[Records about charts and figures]

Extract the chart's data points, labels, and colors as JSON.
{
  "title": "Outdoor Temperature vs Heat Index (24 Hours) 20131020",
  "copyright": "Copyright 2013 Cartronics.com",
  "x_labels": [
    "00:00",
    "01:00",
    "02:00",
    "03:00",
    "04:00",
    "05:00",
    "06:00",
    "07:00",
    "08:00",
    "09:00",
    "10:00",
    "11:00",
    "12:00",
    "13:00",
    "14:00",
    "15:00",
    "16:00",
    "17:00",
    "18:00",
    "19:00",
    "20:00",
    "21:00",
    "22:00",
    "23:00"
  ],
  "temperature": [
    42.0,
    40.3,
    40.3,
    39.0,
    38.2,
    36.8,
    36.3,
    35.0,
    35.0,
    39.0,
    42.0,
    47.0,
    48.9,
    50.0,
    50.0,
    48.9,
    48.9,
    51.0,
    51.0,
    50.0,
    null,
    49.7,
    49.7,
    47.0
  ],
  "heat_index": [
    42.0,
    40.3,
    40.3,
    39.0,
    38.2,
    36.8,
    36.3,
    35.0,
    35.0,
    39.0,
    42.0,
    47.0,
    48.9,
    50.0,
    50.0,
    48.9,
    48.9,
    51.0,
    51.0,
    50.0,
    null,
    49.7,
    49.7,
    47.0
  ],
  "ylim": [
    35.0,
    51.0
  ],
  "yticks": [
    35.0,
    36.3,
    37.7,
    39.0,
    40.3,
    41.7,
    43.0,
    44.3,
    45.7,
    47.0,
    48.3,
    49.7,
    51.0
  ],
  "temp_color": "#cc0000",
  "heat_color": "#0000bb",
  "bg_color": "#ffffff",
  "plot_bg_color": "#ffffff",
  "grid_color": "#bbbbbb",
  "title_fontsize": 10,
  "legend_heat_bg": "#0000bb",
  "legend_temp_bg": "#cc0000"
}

WHAT TO WORK ON: Write the whole listing out again. Keep every line exactly as it is.

THE COMPLETED TASK:
Extract the chart's data points, labels, and colors as JSON.
{
  "title": "Outdoor Temperature vs Heat Index (24 Hours) 20131020",
  "copyright": "Copyright 2013 Cartronics.com",
  "x_labels": [
    "00:00",
    "01:00",
    "02:00",
    "03:00",
    "04:00",
    "05:00",
    "06:00",
    "07:00",
    "08:00",
    "09:00",
    "10:00",
    "11:00",
    "12:00",
    "13:00",
    "14:00",
    "15:00",
    "16:00",
    "17:00",
    "18:00",
    "19:00",
    "20:00",
    "21:00",
    "22:00",
    "23:00"
  ],
  "temperature": [
    42.0,
    40.3,
    40.3,
    39.0,
    38.2,
    36.8,
    36.3,
    35.0,
    35.0,
    39.0,
    42.0,
    47.0,
    48.9,
    50.0,
    50.0,
    48.9,
    48.9,
    51.0,
    51.0,
    50.0,
    null,
    49.7,
    49.7,
    47.0
  ],
  "heat_index": [
    42.0,
    40.3,
    40.3,
    39.0,
    38.2,
    36.8,
    36.3,
    35.0,
    35.0,
    39.0,
    42.0,
    47.0,
    48.9,
    50.0,
    50.0,
    48.9,
    48.9,
    51.0,
    51.0,
    50.0,
    null,
    49.7,
    49.7,
    47.0
  ],
  "ylim": [
    35.0,
    51.0
  ],
  "yticks": [
    35.0,
    36.3,
    37.7,
    39.0,
    40.3,
    41.7,
    43.0,
    44.3,
    45.7,
    47.0,
    48.3,
    49.7,
    51.0
  ],
  "temp_color": "#cc0000",
  "heat_color": "#0000bb",
  "bg_color": "#ffffff",
  "plot_bg_color": "#ffffff",
  "grid_color": "#bbbbbb",
  "title_fontsize": 10,
  "legend_heat_bg": "#0000bb",
  "legend_temp_bg": "#cc0000"
}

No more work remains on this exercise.